» WHAT IS EXPECTED: Wherever a line holds the word "同频共振", copy that line out.

Entries from a dataset:
------------------------------------------------------------
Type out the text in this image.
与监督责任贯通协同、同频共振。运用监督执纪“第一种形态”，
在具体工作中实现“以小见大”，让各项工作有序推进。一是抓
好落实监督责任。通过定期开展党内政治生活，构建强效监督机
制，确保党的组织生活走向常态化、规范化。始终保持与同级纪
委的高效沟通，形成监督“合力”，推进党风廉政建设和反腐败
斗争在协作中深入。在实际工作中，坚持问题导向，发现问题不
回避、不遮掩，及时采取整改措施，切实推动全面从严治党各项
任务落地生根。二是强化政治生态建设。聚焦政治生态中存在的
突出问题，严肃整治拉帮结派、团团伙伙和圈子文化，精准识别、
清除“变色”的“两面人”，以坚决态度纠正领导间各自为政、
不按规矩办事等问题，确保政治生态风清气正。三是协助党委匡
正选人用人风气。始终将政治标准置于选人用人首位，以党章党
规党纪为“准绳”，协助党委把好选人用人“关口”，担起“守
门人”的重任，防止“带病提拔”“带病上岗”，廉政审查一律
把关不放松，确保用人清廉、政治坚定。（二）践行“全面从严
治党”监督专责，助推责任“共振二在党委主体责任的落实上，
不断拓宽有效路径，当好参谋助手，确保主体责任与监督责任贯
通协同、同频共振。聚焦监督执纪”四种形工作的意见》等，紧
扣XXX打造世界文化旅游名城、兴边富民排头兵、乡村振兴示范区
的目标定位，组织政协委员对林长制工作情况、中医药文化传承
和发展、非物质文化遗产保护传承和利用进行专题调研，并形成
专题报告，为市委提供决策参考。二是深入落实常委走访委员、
------------------------------------------------------------
» SOLUTION TO THIS EXERCISE:
与监督责任贯通协同、同频共振。运用监督执纪“第一种形态”，
通协同、同频共振。聚焦监督执纪”四种形工作的意见》等，紧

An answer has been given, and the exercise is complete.